Return the material word for word. Do not include pictures.

[Listed entries]:
——————————

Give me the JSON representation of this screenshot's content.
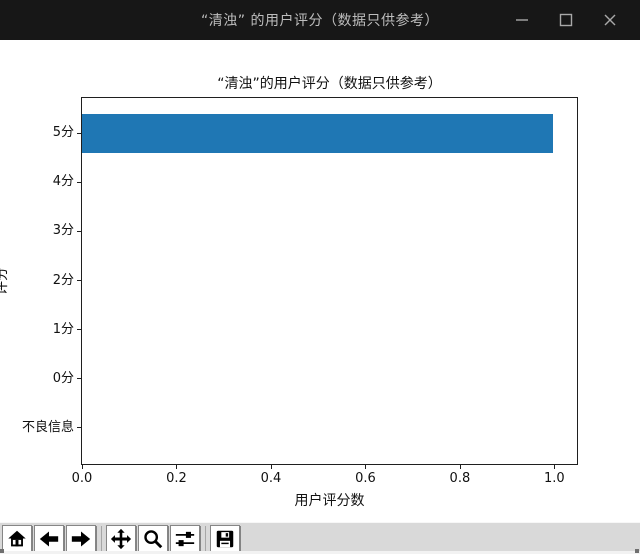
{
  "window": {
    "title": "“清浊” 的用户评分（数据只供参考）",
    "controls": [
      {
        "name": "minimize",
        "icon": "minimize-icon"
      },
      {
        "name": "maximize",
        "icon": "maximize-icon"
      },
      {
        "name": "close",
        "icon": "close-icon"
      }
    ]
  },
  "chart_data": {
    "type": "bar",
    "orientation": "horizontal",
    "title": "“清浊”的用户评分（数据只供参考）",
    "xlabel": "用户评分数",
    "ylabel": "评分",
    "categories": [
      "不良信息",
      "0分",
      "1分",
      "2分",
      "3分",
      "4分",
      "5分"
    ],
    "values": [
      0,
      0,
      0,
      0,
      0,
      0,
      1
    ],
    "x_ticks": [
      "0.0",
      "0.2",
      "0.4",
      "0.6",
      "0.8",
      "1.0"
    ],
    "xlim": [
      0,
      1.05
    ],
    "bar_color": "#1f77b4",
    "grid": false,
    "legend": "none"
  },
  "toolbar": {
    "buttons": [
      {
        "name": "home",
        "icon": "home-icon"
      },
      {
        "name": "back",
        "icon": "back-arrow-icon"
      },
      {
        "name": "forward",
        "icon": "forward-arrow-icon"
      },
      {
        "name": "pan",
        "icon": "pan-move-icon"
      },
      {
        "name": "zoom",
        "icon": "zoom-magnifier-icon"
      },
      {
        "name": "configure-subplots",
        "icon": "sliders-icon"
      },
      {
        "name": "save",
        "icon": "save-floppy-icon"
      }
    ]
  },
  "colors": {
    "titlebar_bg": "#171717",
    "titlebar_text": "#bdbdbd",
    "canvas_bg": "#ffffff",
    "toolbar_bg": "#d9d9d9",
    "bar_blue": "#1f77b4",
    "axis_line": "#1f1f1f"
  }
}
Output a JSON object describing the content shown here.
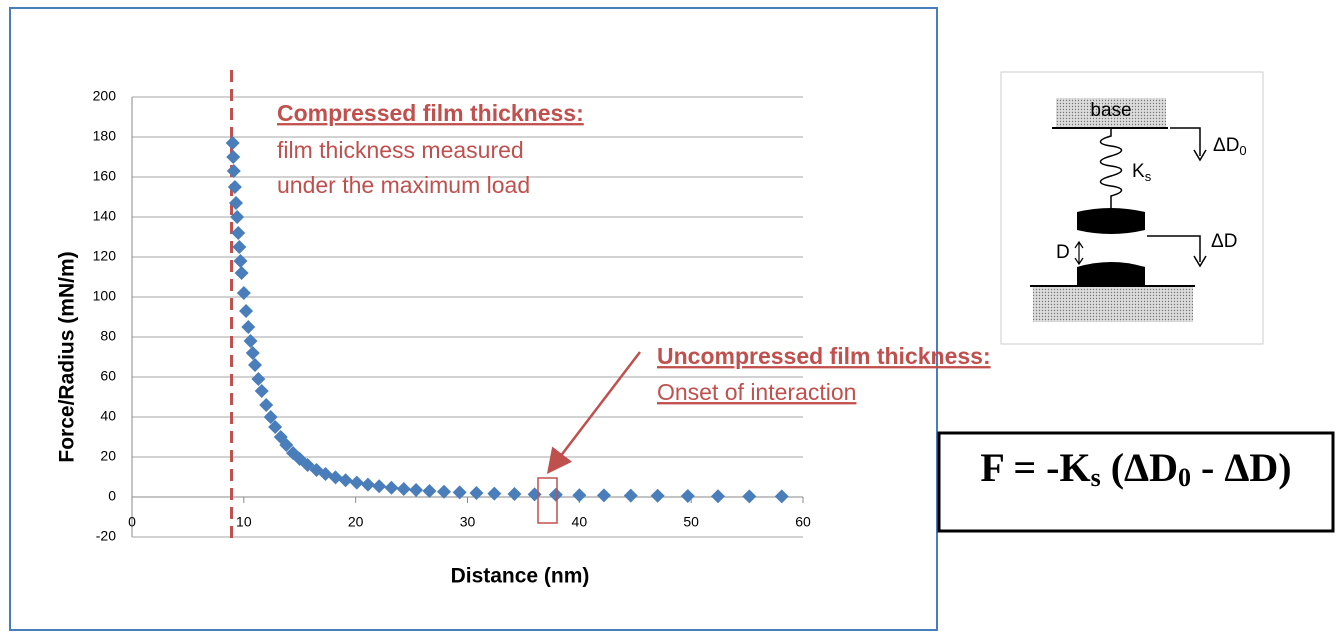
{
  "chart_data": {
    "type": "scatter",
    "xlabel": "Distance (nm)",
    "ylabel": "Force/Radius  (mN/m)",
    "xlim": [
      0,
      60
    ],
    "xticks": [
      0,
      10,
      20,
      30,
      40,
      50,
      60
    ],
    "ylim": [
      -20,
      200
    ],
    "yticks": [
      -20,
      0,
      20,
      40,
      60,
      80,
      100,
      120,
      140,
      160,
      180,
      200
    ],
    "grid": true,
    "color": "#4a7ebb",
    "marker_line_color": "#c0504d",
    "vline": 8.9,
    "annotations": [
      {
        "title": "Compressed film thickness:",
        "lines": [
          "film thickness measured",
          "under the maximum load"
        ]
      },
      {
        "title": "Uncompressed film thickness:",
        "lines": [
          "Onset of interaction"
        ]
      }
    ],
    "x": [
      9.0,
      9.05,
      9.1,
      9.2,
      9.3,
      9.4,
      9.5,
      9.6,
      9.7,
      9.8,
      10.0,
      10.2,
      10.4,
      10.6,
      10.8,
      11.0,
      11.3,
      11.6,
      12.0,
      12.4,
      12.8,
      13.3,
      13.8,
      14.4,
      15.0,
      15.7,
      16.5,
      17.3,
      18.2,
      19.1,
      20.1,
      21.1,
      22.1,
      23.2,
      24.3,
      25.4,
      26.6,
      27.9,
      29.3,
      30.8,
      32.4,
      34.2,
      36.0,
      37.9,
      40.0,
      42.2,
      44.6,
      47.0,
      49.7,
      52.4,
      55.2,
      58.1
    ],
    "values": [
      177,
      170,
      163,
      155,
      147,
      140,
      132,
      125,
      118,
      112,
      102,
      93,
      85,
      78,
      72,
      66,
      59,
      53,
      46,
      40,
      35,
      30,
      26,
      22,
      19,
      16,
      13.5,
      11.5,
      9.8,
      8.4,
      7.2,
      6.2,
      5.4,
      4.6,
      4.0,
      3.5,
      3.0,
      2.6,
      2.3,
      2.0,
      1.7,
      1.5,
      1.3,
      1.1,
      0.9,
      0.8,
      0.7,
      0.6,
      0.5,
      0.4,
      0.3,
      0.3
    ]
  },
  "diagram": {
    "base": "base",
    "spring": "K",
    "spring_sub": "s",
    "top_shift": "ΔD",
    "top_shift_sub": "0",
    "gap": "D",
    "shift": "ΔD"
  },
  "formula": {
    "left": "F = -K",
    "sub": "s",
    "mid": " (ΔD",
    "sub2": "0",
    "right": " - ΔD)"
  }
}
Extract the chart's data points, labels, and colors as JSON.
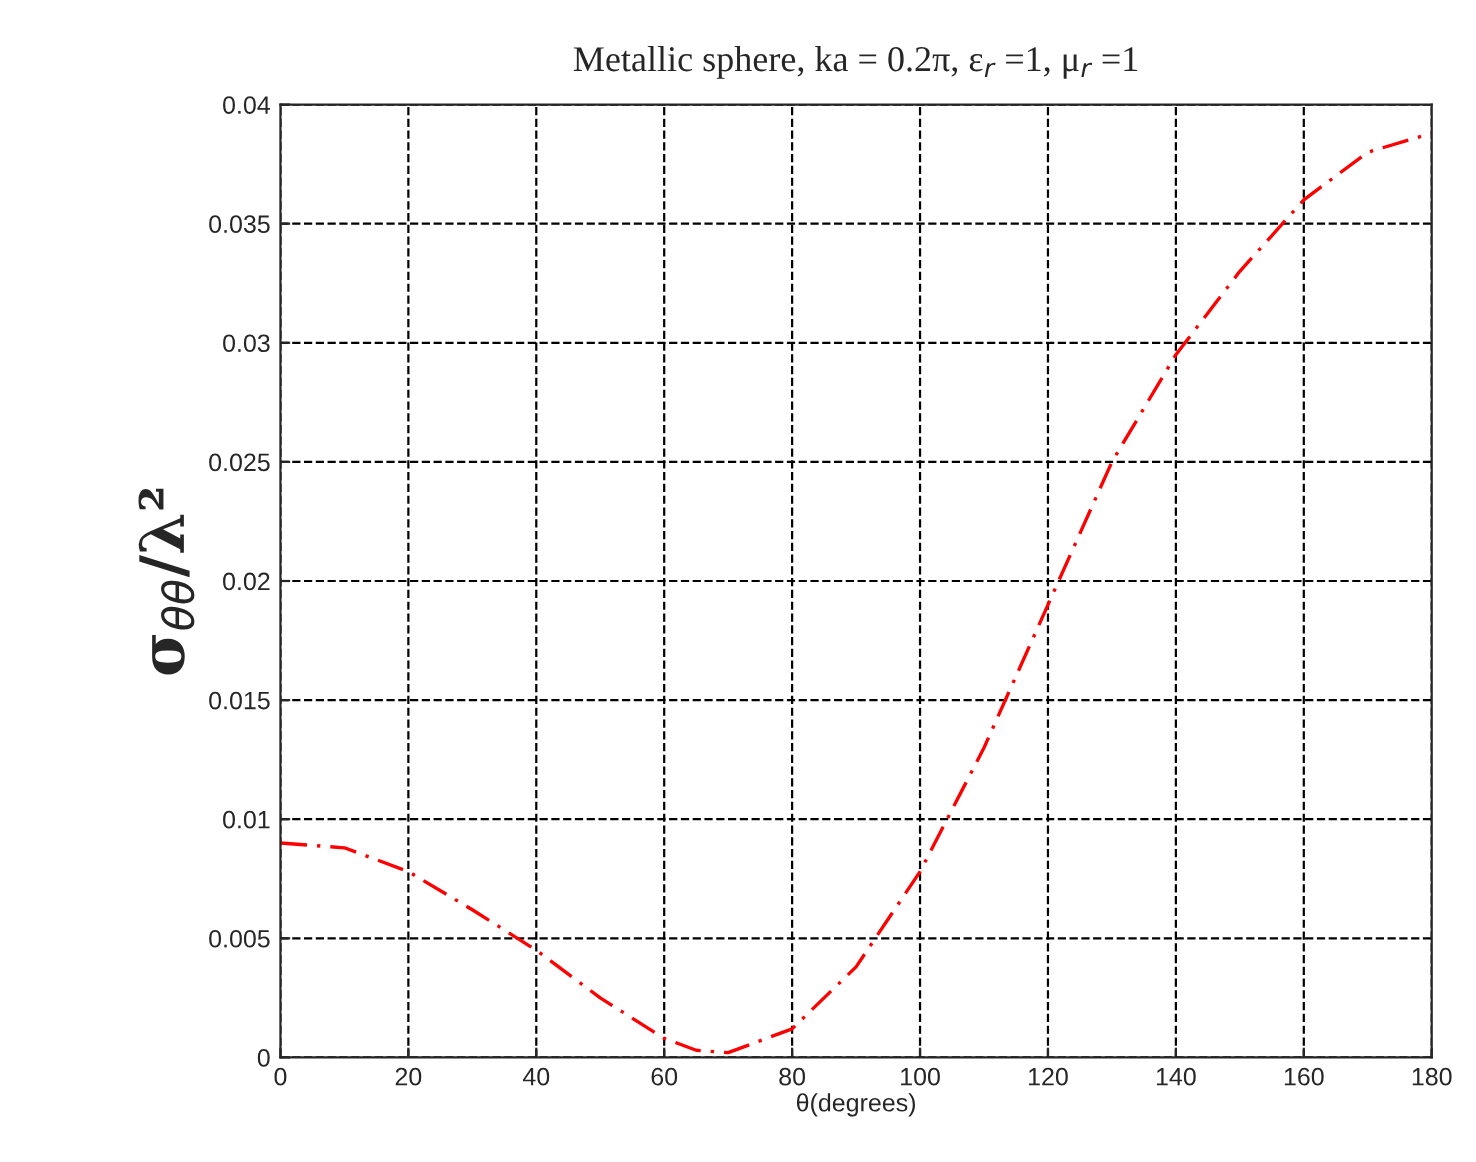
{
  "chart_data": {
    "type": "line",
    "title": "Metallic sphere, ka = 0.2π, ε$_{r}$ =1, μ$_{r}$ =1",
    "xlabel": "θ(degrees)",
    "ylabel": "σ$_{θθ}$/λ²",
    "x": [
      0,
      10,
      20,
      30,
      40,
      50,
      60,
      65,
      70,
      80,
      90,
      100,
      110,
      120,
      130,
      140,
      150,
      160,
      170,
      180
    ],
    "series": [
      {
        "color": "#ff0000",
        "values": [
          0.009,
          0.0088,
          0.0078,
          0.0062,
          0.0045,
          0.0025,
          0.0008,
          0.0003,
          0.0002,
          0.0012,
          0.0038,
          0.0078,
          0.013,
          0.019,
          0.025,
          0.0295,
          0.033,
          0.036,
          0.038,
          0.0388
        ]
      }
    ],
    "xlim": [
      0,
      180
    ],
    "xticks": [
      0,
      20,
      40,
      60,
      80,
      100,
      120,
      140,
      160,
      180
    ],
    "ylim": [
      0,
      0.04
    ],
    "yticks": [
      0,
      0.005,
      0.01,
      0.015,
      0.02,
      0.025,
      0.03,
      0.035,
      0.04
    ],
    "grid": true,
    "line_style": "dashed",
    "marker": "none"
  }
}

——————————

[Result for this task]:
Give me the JSON representation of this screenshot's content.
{
  "window": {
    "title": "“清浊” 的用户评分（数据只供参考）",
    "controls": [
      {
        "name": "minimize",
        "icon": "minimize-icon"
      },
      {
        "name": "maximize",
        "icon": "maximize-icon"
      },
      {
        "name": "close",
        "icon": "close-icon"
      }
    ]
  },
  "chart_data": {
    "type": "bar",
    "orientation": "horizontal",
    "title": "“清浊”的用户评分（数据只供参考）",
    "xlabel": "用户评分数",
    "ylabel": "评分",
    "categories": [
      "不良信息",
      "0分",
      "1分",
      "2分",
      "3分",
      "4分",
      "5分"
    ],
    "values": [
      0,
      0,
      0,
      0,
      0,
      0,
      1
    ],
    "x_ticks": [
      "0.0",
      "0.2",
      "0.4",
      "0.6",
      "0.8",
      "1.0"
    ],
    "xlim": [
      0,
      1.05
    ],
    "bar_color": "#1f77b4",
    "grid": false,
    "legend": "none"
  },
  "toolbar": {
    "buttons": [
      {
        "name": "home",
        "icon": "home-icon"
      },
      {
        "name": "back",
        "icon": "back-arrow-icon"
      },
      {
        "name": "forward",
        "icon": "forward-arrow-icon"
      },
      {
        "name": "pan",
        "icon": "pan-move-icon"
      },
      {
        "name": "zoom",
        "icon": "zoom-magnifier-icon"
      },
      {
        "name": "configure-subplots",
        "icon": "sliders-icon"
      },
      {
        "name": "save",
        "icon": "save-floppy-icon"
      }
    ]
  },
  "colors": {
    "titlebar_bg": "#171717",
    "titlebar_text": "#bdbdbd",
    "canvas_bg": "#ffffff",
    "toolbar_bg": "#d9d9d9",
    "bar_blue": "#1f77b4",
    "axis_line": "#1f1f1f"
  }
}
Output a JSON object describing the content shown here.
{
  "chart_data": {
    "type": "scatter",
    "xlabel": "Distance (nm)",
    "ylabel": "Force/Radius  (mN/m)",
    "xlim": [
      0,
      60
    ],
    "xticks": [
      0,
      10,
      20,
      30,
      40,
      50,
      60
    ],
    "ylim": [
      -20,
      200
    ],
    "yticks": [
      -20,
      0,
      20,
      40,
      60,
      80,
      100,
      120,
      140,
      160,
      180,
      200
    ],
    "grid": true,
    "color": "#4a7ebb",
    "marker_line_color": "#c0504d",
    "vline": 8.9,
    "annotations": [
      {
        "title": "Compressed film thickness:",
        "lines": [
          "film thickness measured",
          "under the maximum load"
        ]
      },
      {
        "title": "Uncompressed film thickness:",
        "lines": [
          "Onset of interaction"
        ]
      }
    ],
    "x": [
      9.0,
      9.05,
      9.1,
      9.2,
      9.3,
      9.4,
      9.5,
      9.6,
      9.7,
      9.8,
      10.0,
      10.2,
      10.4,
      10.6,
      10.8,
      11.0,
      11.3,
      11.6,
      12.0,
      12.4,
      12.8,
      13.3,
      13.8,
      14.4,
      15.0,
      15.7,
      16.5,
      17.3,
      18.2,
      19.1,
      20.1,
      21.1,
      22.1,
      23.2,
      24.3,
      25.4,
      26.6,
      27.9,
      29.3,
      30.8,
      32.4,
      34.2,
      36.0,
      37.9,
      40.0,
      42.2,
      44.6,
      47.0,
      49.7,
      52.4,
      55.2,
      58.1
    ],
    "values": [
      177,
      170,
      163,
      155,
      147,
      140,
      132,
      125,
      118,
      112,
      102,
      93,
      85,
      78,
      72,
      66,
      59,
      53,
      46,
      40,
      35,
      30,
      26,
      22,
      19,
      16,
      13.5,
      11.5,
      9.8,
      8.4,
      7.2,
      6.2,
      5.4,
      4.6,
      4.0,
      3.5,
      3.0,
      2.6,
      2.3,
      2.0,
      1.7,
      1.5,
      1.3,
      1.1,
      0.9,
      0.8,
      0.7,
      0.6,
      0.5,
      0.4,
      0.3,
      0.3
    ]
  },
  "diagram": {
    "base": "base",
    "spring": "K",
    "spring_sub": "s",
    "top_shift": "ΔD",
    "top_shift_sub": "0",
    "gap": "D",
    "shift": "ΔD"
  },
  "formula": {
    "left": "F = -K",
    "sub": "s",
    "mid": " (ΔD",
    "sub2": "0",
    "right": " - ΔD)"
  }
}
Extract the chart's data points, labels, and colors as JSON.
{
  "chart_data": {
    "type": "line",
    "title": "Metallic sphere, ka = 0.2π, ε$_{r}$ =1, μ$_{r}$ =1",
    "xlabel": "θ(degrees)",
    "ylabel": "σ$_{θθ}$/λ²",
    "x": [
      0,
      10,
      20,
      30,
      40,
      50,
      60,
      65,
      70,
      80,
      90,
      100,
      110,
      120,
      130,
      140,
      150,
      160,
      170,
      180
    ],
    "series": [
      {
        "color": "#ff0000",
        "values": [
          0.009,
          0.0088,
          0.0078,
          0.0062,
          0.0045,
          0.0025,
          0.0008,
          0.0003,
          0.0002,
          0.0012,
          0.0038,
          0.0078,
          0.013,
          0.019,
          0.025,
          0.0295,
          0.033,
          0.036,
          0.038,
          0.0388
        ]
      }
    ],
    "xlim": [
      0,
      180
    ],
    "xticks": [
      0,
      20,
      40,
      60,
      80,
      100,
      120,
      140,
      160,
      180
    ],
    "ylim": [
      0,
      0.04
    ],
    "yticks": [
      0,
      0.005,
      0.01,
      0.015,
      0.02,
      0.025,
      0.03,
      0.035,
      0.04
    ],
    "grid": true,
    "line_style": "dashed",
    "marker": "none"
  }
}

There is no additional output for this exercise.